### [Selected passage]
Segment Open

The type hints (-> None, msg: String) make the code self-documenting. Any developer reading this immediately knows publish_status() returns nothing and msg is a String message.
The docstring explains what the node does and which topics it publishes to. This is critical in robot systems where dozens of nodes run simultaneously—documentation helps others understand how to integrate with your node.
🤝 Practice Exercise
Extend the Status Publisher
Modify the HumanoidStatusPublisher example to add a new topic /robot/joint_positions that publishes the current angles of the robot's joints.
Your Task:
- Import the
Float32MultiArraymessage type fromstd_msgs.msg - Create a new publisher for
/robot/joint_positions - Add a timer (0.5 Hz) that publishes simulated joint angles
- The message should contain an array of 12 float values (representing 12 joints)
Consider:
- Should joint positions update faster or slower than battery level? Why?
- How would a subscriber node use this joint position data?

Segment Closed

### [What you will do]
Retype the status publisher passage between "The docstring explains" and "(representing 12 joints)", inclusive. Use only the status publisher passage to complete this work.

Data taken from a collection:
Segment Open

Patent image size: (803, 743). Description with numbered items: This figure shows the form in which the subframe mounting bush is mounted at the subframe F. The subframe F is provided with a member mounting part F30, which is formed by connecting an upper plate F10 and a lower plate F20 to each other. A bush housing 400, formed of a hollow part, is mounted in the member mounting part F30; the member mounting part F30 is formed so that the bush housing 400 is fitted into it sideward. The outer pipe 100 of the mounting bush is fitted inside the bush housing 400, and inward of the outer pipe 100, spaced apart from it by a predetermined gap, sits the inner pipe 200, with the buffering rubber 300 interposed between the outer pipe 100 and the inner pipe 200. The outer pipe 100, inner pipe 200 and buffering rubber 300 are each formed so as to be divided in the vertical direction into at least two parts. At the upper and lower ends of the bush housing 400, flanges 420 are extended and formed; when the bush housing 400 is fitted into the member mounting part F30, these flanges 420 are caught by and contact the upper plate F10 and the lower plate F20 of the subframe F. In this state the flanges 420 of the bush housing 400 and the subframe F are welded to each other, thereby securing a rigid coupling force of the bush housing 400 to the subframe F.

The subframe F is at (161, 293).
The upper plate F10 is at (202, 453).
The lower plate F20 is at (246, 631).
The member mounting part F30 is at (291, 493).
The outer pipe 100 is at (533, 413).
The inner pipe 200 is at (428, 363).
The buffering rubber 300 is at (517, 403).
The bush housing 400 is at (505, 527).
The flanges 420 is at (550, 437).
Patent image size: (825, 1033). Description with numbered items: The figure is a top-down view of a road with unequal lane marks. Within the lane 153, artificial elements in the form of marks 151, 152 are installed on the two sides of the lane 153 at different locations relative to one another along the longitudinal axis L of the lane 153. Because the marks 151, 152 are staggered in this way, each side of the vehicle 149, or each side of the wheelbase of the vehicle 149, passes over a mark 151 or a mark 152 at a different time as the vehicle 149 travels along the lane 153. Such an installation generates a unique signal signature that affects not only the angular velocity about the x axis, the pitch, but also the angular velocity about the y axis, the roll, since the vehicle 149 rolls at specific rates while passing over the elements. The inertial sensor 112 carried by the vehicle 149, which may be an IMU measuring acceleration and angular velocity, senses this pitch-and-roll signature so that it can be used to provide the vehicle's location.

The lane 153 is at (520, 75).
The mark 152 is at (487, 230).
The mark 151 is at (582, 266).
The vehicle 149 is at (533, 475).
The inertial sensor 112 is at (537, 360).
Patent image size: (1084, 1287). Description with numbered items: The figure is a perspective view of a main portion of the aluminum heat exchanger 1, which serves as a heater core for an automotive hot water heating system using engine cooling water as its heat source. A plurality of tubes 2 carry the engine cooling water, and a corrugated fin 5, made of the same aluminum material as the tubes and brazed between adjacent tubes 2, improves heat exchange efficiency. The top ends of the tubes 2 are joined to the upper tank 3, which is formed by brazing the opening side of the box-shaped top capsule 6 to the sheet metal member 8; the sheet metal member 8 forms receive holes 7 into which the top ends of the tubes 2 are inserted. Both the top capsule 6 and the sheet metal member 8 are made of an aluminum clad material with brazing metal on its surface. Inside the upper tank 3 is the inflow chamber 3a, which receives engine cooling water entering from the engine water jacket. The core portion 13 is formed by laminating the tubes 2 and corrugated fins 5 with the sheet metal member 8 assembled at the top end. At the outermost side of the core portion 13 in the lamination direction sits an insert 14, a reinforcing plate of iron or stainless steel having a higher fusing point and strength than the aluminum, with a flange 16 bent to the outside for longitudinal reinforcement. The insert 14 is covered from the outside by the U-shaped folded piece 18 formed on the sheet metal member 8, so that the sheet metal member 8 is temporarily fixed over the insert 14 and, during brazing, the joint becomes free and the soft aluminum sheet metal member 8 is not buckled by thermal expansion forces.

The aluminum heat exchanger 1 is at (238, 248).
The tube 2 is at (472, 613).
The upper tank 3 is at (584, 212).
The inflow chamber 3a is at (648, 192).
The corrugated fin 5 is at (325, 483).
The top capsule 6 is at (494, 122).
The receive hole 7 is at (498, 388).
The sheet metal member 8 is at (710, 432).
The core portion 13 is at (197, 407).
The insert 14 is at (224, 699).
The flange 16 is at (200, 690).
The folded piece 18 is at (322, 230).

Segment Closed

### [Answer to this exercise]
The docstring explains what the node does and which topics it publishes to. This is critical in robot systems where dozens of nodes run simultaneously—documentation helps others understand how to integrate with your node.
🤝 Practice Exercise
Extend the Status Publisher
Modify the HumanoidStatusPublisher example to add a new topic /robot/joint_positions that publishes the current angles of the robot's joints.
Your Task:
- Import the
Float32MultiArraymessage type fromstd_msgs.msg - Create a new publisher for
/robot/joint_positions - Add a timer (0.5 Hz) that publishes simulated joint angles
- The message should contain an array of 12 float values (representing 12 joints)